Stored data entries
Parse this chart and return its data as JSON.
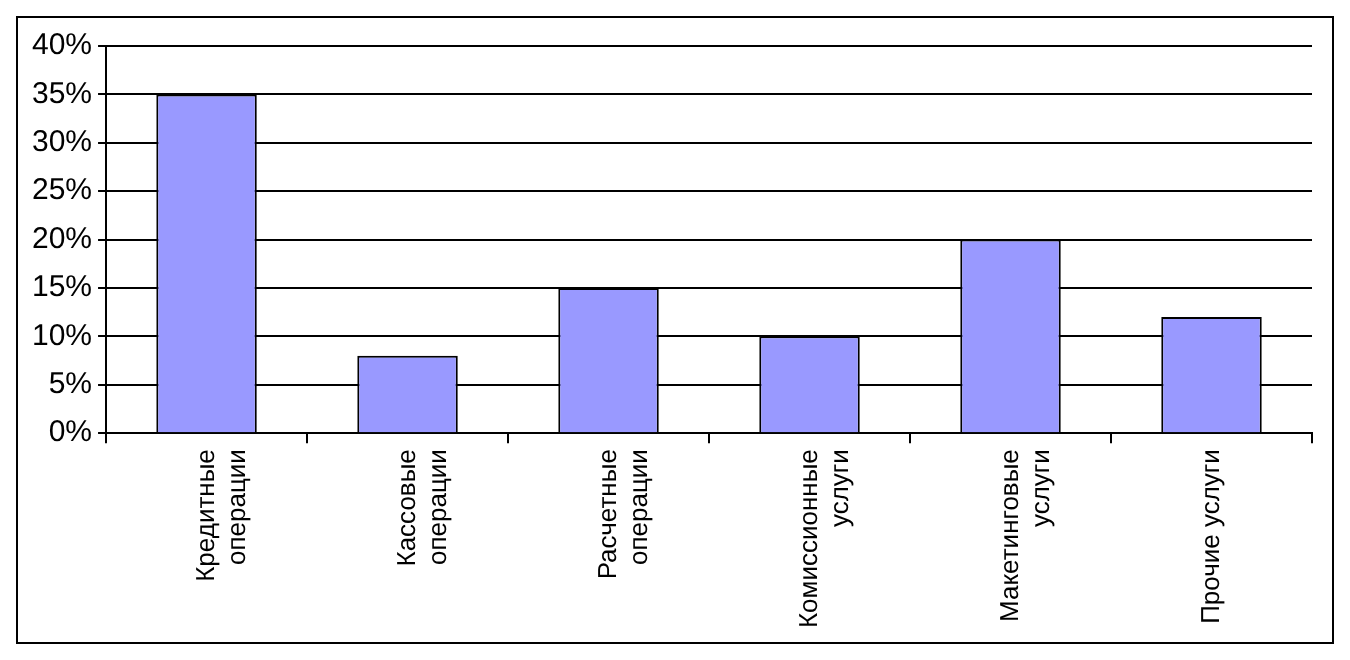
{
  "chart_data": {
    "type": "bar",
    "categories": [
      "Кредитные\nоперации",
      "Кассовые\nоперации",
      "Расчетные\nоперации",
      "Комиссионные\nуслуги",
      "Макетинговые\nуслуги",
      "Прочие услуги"
    ],
    "values": [
      35,
      8,
      15,
      10,
      20,
      12
    ],
    "color": "#9999ff",
    "ylim": [
      0,
      40
    ],
    "yticks": [
      {
        "value": 0,
        "label": "0%"
      },
      {
        "value": 5,
        "label": "5%"
      },
      {
        "value": 10,
        "label": "10%"
      },
      {
        "value": 15,
        "label": "15%"
      },
      {
        "value": 20,
        "label": "20%"
      },
      {
        "value": 25,
        "label": "25%"
      },
      {
        "value": 30,
        "label": "30%"
      },
      {
        "value": 35,
        "label": "35%"
      },
      {
        "value": 40,
        "label": "40%"
      }
    ],
    "grid": "y",
    "legend": false
  }
}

» Request
Reproduce the data word for word, excluding its pictures.

» Solution for this problem
Parse this chart and return its data as JSON.
{
  "chart_data": {
    "type": "bar",
    "categories": [
      "Кредитные\nоперации",
      "Кассовые\nоперации",
      "Расчетные\nоперации",
      "Комиссионные\nуслуги",
      "Макетинговые\nуслуги",
      "Прочие услуги"
    ],
    "values": [
      35,
      8,
      15,
      10,
      20,
      12
    ],
    "color": "#9999ff",
    "ylim": [
      0,
      40
    ],
    "yticks": [
      {
        "value": 0,
        "label": "0%"
      },
      {
        "value": 5,
        "label": "5%"
      },
      {
        "value": 10,
        "label": "10%"
      },
      {
        "value": 15,
        "label": "15%"
      },
      {
        "value": 20,
        "label": "20%"
      },
      {
        "value": 25,
        "label": "25%"
      },
      {
        "value": 30,
        "label": "30%"
      },
      {
        "value": 35,
        "label": "35%"
      },
      {
        "value": 40,
        "label": "40%"
      }
    ],
    "grid": "y",
    "legend": false
  }
}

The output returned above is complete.